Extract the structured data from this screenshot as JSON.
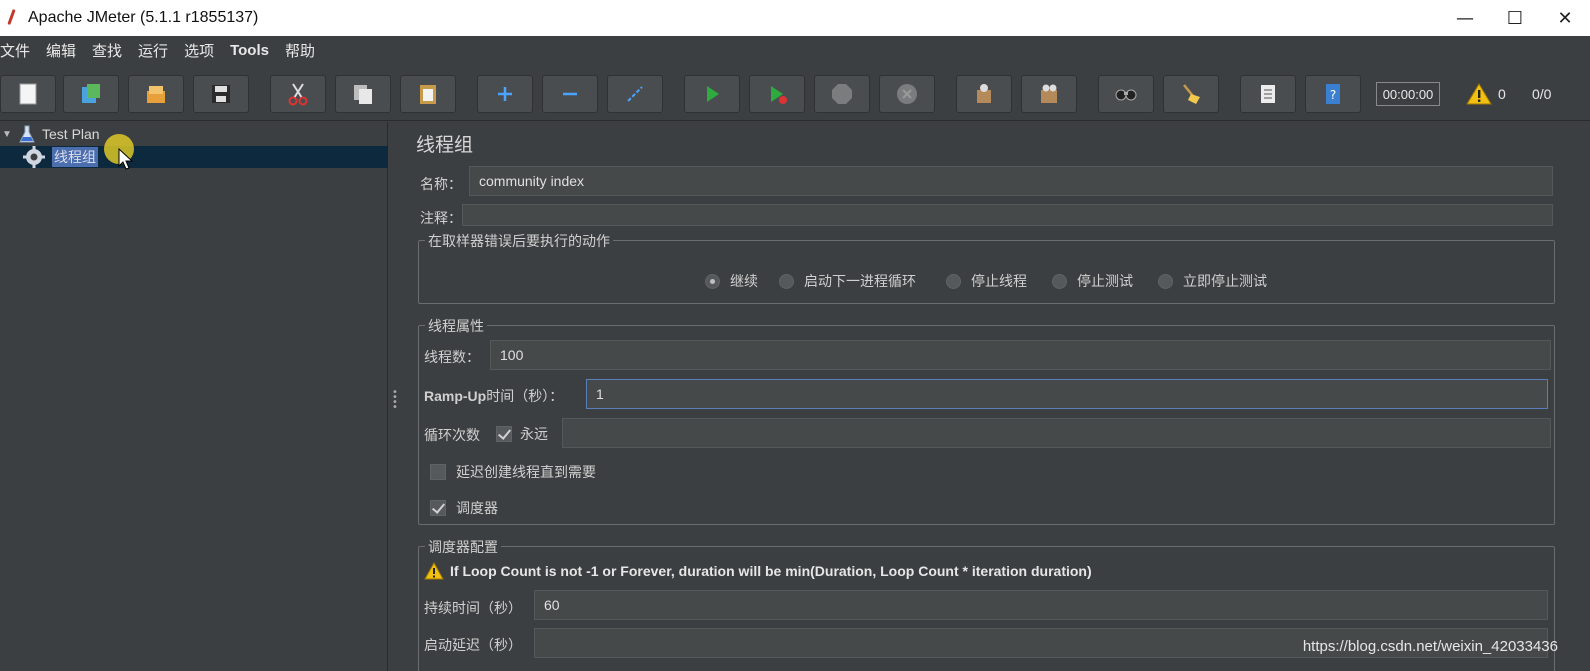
{
  "window": {
    "title": "Apache JMeter (5.1.1 r1855137)"
  },
  "menu": [
    "文件",
    "编辑",
    "查找",
    "运行",
    "选项",
    "Tools",
    "帮助"
  ],
  "toolbar": {
    "buttons": [
      "new-icon",
      "templates-icon",
      "open-icon",
      "save-icon",
      "cut-icon",
      "copy-icon",
      "paste-icon",
      "expand-icon",
      "collapse-icon",
      "toggle-icon",
      "start-icon",
      "start-no-pause-icon",
      "stop-icon",
      "shutdown-icon",
      "clear-icon",
      "clear-all-icon",
      "search-icon",
      "reset-search-icon",
      "function-helper-icon",
      "help-icon"
    ],
    "timer": "00:00:00",
    "warning_count": "0",
    "thread_count": "0/0"
  },
  "tree": {
    "root": "Test Plan",
    "child": "线程组"
  },
  "panel": {
    "title": "线程组",
    "name_label": "名称：",
    "name_value": "community index",
    "comment_label": "注释：",
    "comment_value": "",
    "error_group_title": "在取样器错误后要执行的动作",
    "error_options": [
      "继续",
      "启动下一进程循环",
      "停止线程",
      "停止测试",
      "立即停止测试"
    ],
    "error_selected": "继续",
    "thread_props_title": "线程属性",
    "threads_label": "线程数：",
    "threads_value": "100",
    "rampup_label_bold": "Ramp-Up",
    "rampup_label_rest": "时间（秒）：",
    "rampup_value": "1",
    "loop_label": "循环次数",
    "forever_label": "永远",
    "forever_checked": true,
    "delay_label": "延迟创建线程直到需要",
    "delay_checked": false,
    "scheduler_label": "调度器",
    "scheduler_checked": true,
    "scheduler_config_title": "调度器配置",
    "scheduler_warning": "If Loop Count is not -1 or Forever, duration will be min(Duration, Loop Count * iteration duration)",
    "duration_label": "持续时间（秒）",
    "duration_value": "60",
    "startup_delay_label": "启动延迟（秒）",
    "startup_delay_value": ""
  },
  "watermark": "https://blog.csdn.net/weixin_42033436"
}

**Required work:**
Transcribe all of the records above character for character. Exclude the pictures.

**Solution for this problem:**
Extract the structured data from this screenshot as JSON.
{
  "window": {
    "title": "Apache JMeter (5.1.1 r1855137)"
  },
  "menu": [
    "文件",
    "编辑",
    "查找",
    "运行",
    "选项",
    "Tools",
    "帮助"
  ],
  "toolbar": {
    "buttons": [
      "new-icon",
      "templates-icon",
      "open-icon",
      "save-icon",
      "cut-icon",
      "copy-icon",
      "paste-icon",
      "expand-icon",
      "collapse-icon",
      "toggle-icon",
      "start-icon",
      "start-no-pause-icon",
      "stop-icon",
      "shutdown-icon",
      "clear-icon",
      "clear-all-icon",
      "search-icon",
      "reset-search-icon",
      "function-helper-icon",
      "help-icon"
    ],
    "timer": "00:00:00",
    "warning_count": "0",
    "thread_count": "0/0"
  },
  "tree": {
    "root": "Test Plan",
    "child": "线程组"
  },
  "panel": {
    "title": "线程组",
    "name_label": "名称：",
    "name_value": "community index",
    "comment_label": "注释：",
    "comment_value": "",
    "error_group_title": "在取样器错误后要执行的动作",
    "error_options": [
      "继续",
      "启动下一进程循环",
      "停止线程",
      "停止测试",
      "立即停止测试"
    ],
    "error_selected": "继续",
    "thread_props_title": "线程属性",
    "threads_label": "线程数：",
    "threads_value": "100",
    "rampup_label_bold": "Ramp-Up",
    "rampup_label_rest": "时间（秒）：",
    "rampup_value": "1",
    "loop_label": "循环次数",
    "forever_label": "永远",
    "forever_checked": true,
    "delay_label": "延迟创建线程直到需要",
    "delay_checked": false,
    "scheduler_label": "调度器",
    "scheduler_checked": true,
    "scheduler_config_title": "调度器配置",
    "scheduler_warning": "If Loop Count is not -1 or Forever, duration will be min(Duration, Loop Count * iteration duration)",
    "duration_label": "持续时间（秒）",
    "duration_value": "60",
    "startup_delay_label": "启动延迟（秒）",
    "startup_delay_value": ""
  },
  "watermark": "https://blog.csdn.net/weixin_42033436"
}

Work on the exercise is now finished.